-- start Record extracts --

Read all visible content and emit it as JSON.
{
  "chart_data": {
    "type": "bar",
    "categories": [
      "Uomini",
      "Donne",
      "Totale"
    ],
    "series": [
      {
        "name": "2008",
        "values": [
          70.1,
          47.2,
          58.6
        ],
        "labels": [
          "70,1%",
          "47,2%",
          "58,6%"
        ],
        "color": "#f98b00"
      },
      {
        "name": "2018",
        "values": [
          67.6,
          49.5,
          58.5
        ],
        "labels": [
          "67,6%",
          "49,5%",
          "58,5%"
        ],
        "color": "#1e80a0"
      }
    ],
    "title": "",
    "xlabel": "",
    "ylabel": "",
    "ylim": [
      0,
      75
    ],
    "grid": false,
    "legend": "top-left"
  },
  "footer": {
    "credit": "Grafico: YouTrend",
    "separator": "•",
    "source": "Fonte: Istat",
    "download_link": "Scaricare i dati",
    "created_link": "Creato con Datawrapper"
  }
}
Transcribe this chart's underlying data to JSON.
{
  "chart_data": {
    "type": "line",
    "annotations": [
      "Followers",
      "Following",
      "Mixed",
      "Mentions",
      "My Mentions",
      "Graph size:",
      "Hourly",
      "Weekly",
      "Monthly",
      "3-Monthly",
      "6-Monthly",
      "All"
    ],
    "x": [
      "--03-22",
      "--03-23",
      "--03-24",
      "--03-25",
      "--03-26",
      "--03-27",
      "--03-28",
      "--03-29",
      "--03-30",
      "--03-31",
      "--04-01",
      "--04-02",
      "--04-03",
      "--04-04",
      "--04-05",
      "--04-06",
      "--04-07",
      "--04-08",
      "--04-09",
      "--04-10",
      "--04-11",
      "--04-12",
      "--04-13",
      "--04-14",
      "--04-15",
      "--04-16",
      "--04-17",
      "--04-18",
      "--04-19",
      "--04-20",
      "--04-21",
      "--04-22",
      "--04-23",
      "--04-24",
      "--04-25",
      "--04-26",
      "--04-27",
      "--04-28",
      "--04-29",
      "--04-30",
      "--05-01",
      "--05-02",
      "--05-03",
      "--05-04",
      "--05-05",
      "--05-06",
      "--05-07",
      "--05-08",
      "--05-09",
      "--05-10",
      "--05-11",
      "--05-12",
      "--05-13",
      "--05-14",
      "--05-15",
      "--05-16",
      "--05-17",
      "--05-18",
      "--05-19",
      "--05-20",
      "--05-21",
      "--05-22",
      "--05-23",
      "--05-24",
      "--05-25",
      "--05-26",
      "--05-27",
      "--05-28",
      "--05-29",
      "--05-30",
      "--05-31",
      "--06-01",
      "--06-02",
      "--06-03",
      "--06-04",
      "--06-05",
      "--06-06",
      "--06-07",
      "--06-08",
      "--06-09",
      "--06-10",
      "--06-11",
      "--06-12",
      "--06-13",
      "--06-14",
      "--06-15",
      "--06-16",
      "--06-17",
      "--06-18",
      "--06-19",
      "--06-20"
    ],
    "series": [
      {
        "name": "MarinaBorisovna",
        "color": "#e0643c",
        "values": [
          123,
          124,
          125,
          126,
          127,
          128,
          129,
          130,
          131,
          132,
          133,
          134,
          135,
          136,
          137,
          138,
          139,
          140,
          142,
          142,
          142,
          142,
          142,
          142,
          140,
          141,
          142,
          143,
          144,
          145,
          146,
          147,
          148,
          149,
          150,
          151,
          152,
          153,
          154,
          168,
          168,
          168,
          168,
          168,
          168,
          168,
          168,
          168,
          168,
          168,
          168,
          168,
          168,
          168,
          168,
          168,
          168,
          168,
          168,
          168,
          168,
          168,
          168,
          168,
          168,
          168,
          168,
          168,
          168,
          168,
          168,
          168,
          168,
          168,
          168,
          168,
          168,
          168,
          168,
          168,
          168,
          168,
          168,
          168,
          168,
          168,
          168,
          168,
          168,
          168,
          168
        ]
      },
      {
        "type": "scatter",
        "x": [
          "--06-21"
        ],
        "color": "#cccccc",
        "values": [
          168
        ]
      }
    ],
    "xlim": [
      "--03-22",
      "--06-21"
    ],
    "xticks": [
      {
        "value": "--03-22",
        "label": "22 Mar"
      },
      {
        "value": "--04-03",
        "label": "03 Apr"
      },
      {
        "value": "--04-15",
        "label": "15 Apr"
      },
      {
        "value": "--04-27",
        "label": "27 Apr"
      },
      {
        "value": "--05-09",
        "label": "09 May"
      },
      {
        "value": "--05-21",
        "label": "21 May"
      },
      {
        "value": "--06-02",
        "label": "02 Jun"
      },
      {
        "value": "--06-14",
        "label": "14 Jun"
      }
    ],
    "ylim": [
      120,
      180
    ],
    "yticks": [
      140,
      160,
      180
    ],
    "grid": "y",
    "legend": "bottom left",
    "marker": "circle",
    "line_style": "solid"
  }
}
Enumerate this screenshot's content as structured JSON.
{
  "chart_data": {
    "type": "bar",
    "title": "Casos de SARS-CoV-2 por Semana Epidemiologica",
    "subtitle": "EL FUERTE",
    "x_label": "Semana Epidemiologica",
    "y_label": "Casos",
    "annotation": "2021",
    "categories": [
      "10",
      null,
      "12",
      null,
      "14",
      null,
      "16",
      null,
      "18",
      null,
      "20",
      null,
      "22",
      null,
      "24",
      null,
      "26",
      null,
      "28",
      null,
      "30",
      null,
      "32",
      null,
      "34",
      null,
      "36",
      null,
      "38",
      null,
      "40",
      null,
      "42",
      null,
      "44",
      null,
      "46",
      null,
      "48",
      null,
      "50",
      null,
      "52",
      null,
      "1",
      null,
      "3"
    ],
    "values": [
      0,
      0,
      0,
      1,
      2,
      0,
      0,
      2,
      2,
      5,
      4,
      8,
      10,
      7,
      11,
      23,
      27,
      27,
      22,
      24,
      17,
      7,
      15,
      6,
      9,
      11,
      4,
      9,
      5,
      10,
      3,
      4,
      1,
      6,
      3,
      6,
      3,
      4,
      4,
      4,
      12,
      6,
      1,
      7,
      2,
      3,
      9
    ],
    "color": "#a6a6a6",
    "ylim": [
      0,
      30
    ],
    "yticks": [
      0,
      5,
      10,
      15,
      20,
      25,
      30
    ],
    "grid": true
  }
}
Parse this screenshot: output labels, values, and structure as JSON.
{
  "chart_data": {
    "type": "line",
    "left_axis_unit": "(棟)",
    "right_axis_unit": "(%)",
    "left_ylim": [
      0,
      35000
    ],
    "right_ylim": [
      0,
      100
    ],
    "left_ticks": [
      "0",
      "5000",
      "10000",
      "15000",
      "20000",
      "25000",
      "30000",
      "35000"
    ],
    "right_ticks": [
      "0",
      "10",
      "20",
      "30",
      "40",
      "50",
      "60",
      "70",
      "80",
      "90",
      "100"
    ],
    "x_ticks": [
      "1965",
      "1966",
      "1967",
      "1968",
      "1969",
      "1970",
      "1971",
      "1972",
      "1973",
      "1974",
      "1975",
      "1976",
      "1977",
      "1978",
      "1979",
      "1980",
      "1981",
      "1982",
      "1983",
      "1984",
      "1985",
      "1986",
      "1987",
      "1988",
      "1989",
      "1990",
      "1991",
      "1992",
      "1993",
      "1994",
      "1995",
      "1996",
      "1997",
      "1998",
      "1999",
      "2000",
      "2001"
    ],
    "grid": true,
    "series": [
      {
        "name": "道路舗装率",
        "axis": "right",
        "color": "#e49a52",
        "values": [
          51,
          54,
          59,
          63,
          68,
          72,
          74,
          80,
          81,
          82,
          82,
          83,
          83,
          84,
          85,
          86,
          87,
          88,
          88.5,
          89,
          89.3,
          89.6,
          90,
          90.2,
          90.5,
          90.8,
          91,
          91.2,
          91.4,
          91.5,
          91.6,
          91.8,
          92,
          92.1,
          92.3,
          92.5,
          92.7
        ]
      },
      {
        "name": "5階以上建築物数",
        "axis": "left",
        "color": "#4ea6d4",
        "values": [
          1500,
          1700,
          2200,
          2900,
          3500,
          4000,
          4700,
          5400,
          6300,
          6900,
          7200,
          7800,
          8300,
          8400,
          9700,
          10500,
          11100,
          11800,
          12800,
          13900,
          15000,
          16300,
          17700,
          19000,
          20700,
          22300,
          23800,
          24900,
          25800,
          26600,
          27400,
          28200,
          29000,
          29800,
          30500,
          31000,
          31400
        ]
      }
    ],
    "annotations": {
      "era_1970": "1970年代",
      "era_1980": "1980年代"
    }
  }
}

-- end Record extracts --

Copy every line of the entries above in which "name" occurs.

Task answer:
        "name": "2008",
        "name": "2018",
        "name": "MarinaBorisovna",
        "name": "道路舗装率",
        "name": "5階以上建築物数",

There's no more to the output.